Exercise goal:
Pull out each line of the data that includes the word "name".

Material for the task:
>>>

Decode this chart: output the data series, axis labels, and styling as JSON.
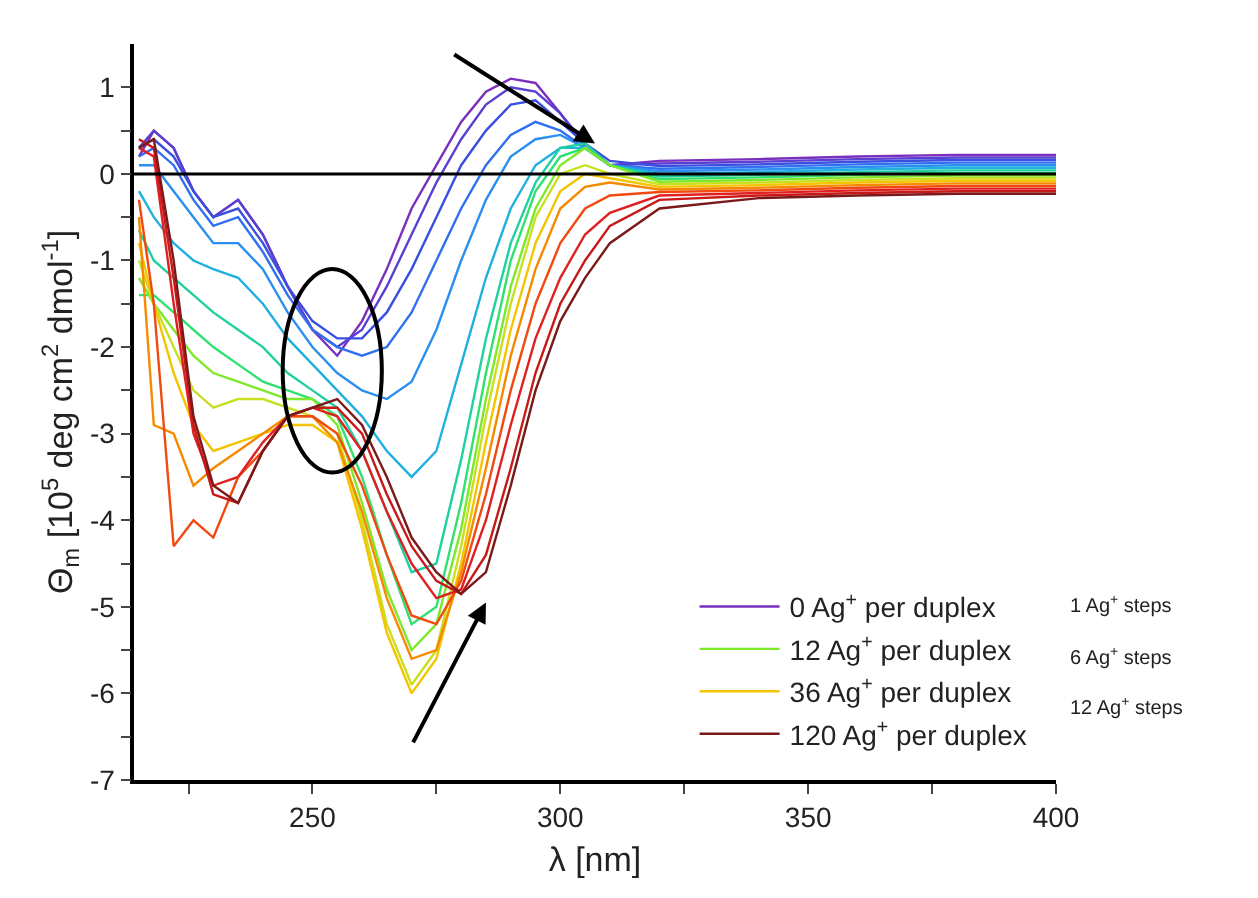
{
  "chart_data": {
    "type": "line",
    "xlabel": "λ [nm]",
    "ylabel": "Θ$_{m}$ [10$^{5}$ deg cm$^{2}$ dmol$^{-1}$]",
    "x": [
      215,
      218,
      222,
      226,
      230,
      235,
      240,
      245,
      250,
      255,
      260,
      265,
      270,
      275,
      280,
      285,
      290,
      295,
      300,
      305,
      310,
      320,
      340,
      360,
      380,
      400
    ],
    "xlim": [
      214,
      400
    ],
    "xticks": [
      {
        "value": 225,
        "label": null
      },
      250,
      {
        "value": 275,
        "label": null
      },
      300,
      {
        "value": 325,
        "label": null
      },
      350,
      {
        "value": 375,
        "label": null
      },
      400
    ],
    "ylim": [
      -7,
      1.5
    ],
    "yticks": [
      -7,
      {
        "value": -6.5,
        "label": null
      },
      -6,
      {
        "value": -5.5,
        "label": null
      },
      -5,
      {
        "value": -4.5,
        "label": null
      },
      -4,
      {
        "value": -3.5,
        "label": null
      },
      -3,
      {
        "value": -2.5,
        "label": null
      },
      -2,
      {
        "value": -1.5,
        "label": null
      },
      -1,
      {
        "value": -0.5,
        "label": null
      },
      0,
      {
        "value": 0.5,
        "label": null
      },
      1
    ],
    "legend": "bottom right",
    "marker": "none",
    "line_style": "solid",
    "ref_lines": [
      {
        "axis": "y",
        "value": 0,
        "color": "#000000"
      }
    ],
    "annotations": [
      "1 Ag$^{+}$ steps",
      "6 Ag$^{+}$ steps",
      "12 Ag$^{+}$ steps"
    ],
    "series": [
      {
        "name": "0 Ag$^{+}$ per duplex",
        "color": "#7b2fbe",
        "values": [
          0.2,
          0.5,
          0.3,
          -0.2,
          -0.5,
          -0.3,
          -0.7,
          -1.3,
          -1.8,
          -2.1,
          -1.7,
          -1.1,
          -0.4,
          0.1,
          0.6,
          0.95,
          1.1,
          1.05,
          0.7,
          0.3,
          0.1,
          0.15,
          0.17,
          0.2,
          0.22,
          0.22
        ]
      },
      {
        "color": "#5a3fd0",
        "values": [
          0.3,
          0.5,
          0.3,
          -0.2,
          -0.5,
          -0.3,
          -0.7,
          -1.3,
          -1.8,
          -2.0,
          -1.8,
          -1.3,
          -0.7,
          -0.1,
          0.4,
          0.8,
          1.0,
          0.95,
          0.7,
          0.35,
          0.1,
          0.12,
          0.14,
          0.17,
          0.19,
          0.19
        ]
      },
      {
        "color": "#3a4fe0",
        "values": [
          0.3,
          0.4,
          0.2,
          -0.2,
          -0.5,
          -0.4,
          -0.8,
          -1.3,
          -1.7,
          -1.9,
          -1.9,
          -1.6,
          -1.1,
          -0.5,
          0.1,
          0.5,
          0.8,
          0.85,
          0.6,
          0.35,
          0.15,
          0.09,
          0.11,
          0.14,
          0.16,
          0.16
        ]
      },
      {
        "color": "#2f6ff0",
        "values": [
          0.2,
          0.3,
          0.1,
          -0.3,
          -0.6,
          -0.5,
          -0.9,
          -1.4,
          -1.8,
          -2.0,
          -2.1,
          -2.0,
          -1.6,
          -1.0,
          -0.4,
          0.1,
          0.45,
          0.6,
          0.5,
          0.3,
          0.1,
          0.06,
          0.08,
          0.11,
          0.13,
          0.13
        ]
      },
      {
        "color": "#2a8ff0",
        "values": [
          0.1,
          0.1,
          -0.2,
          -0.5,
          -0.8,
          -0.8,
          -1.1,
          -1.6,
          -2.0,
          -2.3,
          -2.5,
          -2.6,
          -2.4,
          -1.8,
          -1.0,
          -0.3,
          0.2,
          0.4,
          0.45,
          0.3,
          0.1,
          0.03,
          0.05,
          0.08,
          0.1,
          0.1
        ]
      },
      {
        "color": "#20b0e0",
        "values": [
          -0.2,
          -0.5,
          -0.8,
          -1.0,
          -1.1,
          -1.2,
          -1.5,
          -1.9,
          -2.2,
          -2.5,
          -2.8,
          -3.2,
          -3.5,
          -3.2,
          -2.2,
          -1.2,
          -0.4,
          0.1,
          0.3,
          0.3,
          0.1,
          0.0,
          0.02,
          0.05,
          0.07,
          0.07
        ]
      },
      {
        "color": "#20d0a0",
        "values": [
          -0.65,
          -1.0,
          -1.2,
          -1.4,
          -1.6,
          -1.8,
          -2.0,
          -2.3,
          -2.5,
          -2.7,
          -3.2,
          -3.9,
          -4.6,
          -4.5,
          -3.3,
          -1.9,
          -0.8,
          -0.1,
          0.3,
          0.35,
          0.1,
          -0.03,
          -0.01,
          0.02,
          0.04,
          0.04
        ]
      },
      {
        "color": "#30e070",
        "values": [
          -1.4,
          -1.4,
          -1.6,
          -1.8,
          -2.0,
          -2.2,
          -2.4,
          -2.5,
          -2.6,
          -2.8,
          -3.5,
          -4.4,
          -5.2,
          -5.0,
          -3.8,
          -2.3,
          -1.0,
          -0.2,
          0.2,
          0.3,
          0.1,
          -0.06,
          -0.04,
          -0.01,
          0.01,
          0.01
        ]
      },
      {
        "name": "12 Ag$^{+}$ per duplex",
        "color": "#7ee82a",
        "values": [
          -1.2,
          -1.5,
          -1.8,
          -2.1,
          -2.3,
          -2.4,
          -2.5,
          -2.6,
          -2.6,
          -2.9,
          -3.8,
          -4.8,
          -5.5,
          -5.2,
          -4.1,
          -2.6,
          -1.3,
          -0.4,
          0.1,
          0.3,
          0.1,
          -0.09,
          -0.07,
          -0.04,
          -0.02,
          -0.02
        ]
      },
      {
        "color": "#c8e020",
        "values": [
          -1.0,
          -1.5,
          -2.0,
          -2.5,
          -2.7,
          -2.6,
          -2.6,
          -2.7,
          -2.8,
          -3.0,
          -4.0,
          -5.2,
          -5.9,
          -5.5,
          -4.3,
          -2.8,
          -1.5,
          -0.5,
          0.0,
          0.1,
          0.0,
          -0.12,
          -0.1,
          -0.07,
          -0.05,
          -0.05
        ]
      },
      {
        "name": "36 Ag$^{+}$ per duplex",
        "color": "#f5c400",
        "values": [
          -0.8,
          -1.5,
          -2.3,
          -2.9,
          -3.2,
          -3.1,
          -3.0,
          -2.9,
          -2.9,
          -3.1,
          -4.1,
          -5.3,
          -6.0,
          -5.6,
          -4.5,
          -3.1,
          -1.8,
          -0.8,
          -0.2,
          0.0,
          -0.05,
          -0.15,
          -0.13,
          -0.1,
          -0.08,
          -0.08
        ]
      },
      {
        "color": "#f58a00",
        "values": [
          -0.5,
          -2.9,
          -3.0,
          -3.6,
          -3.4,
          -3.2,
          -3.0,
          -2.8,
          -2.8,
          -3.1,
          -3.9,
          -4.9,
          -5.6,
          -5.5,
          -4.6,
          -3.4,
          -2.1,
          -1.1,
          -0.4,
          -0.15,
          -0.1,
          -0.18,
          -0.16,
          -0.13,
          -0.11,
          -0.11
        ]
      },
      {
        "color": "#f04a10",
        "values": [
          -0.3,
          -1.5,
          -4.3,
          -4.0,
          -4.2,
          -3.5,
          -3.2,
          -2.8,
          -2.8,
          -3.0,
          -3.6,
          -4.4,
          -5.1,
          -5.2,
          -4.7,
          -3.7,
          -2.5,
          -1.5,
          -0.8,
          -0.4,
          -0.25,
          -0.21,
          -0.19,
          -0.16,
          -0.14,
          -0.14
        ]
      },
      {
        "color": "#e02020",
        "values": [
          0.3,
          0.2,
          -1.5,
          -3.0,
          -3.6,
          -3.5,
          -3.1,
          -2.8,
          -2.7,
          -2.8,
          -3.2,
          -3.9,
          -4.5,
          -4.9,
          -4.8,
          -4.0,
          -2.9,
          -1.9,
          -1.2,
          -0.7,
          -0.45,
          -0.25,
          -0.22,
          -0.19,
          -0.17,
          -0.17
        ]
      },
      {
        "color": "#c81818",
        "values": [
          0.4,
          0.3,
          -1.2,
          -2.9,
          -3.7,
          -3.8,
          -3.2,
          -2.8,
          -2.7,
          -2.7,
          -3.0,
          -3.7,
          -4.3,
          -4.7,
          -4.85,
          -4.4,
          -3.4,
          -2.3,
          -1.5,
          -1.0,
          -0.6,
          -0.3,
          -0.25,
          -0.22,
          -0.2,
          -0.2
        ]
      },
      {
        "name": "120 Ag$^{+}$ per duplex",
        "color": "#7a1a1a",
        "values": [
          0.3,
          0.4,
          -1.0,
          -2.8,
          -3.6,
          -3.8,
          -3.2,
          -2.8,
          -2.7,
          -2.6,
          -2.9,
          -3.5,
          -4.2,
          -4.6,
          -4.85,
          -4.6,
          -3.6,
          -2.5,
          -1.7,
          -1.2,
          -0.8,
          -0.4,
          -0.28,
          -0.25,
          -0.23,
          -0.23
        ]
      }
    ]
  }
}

<<<
>>>

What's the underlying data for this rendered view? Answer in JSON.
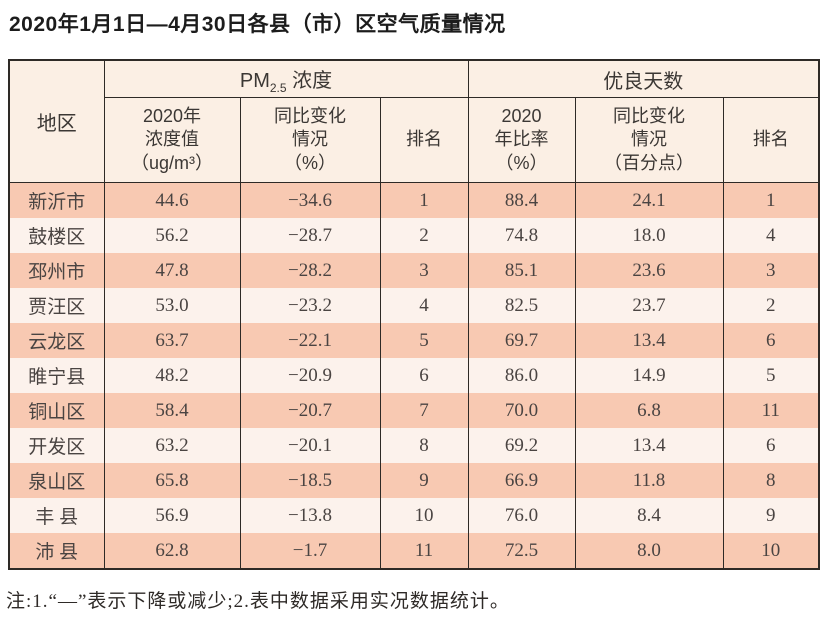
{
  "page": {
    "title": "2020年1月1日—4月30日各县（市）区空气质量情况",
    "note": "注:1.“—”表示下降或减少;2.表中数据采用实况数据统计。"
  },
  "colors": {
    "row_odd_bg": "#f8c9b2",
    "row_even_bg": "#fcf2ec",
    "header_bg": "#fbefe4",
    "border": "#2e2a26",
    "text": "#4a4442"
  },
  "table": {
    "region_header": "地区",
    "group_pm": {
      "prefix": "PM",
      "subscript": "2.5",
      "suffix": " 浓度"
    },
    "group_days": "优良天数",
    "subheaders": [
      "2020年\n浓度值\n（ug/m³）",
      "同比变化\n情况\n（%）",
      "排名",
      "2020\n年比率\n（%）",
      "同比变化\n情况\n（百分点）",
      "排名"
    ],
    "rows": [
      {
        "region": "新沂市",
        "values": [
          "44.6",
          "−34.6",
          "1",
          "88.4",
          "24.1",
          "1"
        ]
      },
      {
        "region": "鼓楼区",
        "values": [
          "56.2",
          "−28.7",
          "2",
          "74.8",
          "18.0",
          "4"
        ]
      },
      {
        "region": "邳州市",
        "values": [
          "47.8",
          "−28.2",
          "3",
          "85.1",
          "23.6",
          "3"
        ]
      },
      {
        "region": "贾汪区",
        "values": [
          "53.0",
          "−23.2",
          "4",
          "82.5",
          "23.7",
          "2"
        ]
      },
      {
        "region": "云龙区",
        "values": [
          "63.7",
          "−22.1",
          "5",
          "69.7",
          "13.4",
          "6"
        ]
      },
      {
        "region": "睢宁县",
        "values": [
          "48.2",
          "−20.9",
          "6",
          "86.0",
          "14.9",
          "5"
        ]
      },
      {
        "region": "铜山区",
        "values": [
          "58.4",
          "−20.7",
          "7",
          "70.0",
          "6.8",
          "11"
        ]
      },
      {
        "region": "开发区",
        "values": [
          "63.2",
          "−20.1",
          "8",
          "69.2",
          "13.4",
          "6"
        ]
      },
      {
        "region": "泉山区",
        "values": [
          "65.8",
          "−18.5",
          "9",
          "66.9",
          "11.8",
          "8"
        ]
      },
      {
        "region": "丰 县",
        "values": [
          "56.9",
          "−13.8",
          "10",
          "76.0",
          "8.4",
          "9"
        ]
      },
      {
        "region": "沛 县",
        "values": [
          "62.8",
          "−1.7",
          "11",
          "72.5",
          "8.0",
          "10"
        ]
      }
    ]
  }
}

<<<
>>>

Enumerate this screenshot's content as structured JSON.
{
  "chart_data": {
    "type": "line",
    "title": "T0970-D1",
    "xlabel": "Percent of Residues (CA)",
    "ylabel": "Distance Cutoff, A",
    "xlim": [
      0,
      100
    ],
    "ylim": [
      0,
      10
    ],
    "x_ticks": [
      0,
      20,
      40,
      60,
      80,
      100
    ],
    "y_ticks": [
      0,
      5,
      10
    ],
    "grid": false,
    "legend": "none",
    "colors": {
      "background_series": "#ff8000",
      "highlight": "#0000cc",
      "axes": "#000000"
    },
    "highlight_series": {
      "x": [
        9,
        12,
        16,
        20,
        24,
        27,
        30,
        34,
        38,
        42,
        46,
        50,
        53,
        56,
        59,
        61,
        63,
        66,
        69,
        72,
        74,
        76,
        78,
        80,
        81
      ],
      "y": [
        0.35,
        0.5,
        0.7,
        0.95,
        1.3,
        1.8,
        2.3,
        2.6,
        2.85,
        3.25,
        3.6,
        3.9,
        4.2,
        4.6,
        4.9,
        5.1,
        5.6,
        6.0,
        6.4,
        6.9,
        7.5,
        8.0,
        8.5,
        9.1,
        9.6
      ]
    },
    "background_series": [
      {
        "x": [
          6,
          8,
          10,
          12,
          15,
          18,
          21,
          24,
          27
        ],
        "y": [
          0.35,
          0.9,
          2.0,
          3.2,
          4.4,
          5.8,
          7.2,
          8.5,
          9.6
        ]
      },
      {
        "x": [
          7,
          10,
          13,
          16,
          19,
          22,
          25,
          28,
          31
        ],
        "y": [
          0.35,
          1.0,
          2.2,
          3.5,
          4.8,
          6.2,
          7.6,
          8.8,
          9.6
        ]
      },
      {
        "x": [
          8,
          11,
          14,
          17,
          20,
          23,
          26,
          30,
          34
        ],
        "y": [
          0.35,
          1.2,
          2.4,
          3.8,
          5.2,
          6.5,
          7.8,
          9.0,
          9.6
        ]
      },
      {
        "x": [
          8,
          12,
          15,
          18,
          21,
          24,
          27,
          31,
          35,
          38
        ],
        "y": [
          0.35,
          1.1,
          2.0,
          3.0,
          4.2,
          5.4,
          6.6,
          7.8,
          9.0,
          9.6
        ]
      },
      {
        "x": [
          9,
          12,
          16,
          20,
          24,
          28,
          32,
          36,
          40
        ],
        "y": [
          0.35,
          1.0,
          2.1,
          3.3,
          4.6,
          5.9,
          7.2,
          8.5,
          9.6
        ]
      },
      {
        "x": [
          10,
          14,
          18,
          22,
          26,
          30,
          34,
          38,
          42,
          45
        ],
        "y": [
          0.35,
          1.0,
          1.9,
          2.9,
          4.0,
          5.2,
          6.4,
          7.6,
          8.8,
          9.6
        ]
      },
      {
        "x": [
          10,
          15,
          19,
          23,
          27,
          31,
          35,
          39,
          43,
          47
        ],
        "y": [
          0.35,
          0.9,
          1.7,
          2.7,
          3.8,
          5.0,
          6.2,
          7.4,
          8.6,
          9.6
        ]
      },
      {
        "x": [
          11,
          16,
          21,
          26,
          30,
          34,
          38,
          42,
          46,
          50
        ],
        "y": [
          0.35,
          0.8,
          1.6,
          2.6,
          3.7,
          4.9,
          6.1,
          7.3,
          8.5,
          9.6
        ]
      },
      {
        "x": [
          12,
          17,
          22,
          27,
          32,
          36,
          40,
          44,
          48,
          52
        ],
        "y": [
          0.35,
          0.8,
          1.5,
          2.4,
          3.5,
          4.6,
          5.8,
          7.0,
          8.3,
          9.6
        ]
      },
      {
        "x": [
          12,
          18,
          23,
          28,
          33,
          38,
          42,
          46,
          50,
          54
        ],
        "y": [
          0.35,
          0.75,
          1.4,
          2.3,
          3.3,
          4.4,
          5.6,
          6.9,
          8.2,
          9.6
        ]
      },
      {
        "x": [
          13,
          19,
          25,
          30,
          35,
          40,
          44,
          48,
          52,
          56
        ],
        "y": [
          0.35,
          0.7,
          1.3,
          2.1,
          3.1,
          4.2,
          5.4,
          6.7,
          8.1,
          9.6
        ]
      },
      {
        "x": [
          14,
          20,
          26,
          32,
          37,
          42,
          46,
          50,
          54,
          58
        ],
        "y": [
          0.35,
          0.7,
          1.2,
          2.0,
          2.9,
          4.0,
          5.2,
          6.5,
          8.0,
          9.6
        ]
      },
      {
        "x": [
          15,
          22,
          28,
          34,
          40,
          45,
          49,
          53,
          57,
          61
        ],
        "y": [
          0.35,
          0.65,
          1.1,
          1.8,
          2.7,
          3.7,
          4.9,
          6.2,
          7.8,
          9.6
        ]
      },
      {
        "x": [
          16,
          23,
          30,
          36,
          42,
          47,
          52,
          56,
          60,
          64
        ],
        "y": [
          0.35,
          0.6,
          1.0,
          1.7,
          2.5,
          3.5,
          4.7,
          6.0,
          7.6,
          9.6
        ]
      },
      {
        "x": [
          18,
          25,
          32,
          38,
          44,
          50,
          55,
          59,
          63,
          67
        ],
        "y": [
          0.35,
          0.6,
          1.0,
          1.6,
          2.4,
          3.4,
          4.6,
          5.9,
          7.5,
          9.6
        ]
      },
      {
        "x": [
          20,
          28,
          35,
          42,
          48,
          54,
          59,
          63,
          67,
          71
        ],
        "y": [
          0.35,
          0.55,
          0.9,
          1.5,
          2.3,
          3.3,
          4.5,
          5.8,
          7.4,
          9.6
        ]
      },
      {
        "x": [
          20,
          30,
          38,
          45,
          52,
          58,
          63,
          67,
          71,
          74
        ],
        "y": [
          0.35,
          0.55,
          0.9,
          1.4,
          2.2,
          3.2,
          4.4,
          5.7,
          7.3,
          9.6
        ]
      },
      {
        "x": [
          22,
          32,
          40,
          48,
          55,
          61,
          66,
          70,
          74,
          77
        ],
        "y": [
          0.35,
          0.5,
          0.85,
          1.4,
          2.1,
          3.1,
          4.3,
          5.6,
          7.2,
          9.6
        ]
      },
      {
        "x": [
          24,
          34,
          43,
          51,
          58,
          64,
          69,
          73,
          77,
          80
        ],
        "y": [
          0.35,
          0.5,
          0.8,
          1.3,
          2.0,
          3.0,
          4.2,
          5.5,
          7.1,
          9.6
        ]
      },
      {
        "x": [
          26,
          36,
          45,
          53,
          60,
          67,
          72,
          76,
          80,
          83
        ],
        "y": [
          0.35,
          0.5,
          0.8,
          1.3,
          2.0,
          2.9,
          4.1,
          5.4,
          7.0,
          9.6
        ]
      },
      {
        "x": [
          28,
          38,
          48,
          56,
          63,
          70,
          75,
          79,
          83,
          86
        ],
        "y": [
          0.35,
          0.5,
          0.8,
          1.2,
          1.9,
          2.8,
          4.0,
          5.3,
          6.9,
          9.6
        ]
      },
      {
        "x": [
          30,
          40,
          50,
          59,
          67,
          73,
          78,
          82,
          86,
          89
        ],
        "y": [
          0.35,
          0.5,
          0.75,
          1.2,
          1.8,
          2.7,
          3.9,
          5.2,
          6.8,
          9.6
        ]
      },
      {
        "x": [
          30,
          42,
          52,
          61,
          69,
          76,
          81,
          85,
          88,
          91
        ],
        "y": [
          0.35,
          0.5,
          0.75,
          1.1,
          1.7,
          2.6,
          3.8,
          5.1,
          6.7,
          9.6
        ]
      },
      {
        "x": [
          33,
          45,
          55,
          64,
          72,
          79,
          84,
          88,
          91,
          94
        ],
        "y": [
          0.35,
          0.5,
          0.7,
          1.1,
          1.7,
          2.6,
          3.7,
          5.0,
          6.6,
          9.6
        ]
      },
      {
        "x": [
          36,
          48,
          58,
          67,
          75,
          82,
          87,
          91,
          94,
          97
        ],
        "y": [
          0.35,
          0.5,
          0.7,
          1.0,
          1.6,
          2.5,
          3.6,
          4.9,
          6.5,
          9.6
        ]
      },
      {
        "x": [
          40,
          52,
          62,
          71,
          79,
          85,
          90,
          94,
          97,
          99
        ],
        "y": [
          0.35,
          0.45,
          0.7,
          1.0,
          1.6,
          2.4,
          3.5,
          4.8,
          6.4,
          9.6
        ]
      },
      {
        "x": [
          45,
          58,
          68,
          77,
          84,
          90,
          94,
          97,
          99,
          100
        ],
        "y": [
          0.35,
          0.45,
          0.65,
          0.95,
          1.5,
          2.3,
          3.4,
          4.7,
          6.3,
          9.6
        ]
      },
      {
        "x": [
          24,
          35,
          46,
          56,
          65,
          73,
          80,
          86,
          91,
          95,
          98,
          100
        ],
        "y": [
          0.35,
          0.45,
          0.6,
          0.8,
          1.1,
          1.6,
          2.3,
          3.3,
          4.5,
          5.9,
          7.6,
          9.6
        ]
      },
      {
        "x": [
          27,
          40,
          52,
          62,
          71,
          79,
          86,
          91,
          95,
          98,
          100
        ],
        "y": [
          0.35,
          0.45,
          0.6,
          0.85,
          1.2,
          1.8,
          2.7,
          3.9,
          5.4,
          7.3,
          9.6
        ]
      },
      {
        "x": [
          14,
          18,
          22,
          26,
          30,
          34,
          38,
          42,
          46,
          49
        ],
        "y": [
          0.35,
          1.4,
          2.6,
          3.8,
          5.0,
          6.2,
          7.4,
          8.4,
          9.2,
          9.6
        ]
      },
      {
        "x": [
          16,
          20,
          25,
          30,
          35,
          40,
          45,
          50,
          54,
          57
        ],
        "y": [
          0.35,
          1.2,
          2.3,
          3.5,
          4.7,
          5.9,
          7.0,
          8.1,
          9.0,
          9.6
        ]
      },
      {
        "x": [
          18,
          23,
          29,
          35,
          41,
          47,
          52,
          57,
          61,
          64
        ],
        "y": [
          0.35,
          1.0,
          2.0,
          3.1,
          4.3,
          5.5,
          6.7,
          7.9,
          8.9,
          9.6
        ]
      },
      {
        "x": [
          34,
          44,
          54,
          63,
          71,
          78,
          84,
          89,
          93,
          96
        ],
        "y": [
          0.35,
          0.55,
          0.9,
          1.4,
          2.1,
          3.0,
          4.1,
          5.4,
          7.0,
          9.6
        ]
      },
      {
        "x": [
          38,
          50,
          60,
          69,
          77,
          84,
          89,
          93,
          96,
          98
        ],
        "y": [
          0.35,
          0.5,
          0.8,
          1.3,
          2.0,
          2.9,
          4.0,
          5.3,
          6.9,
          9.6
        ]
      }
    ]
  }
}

<<<

Answer to the task:
        "name": "0 Ag$^{+}$ per duplex",
        "name": "12 Ag$^{+}$ per duplex",
        "name": "36 Ag$^{+}$ per duplex",
        "name": "120 Ag$^{+}$ per duplex",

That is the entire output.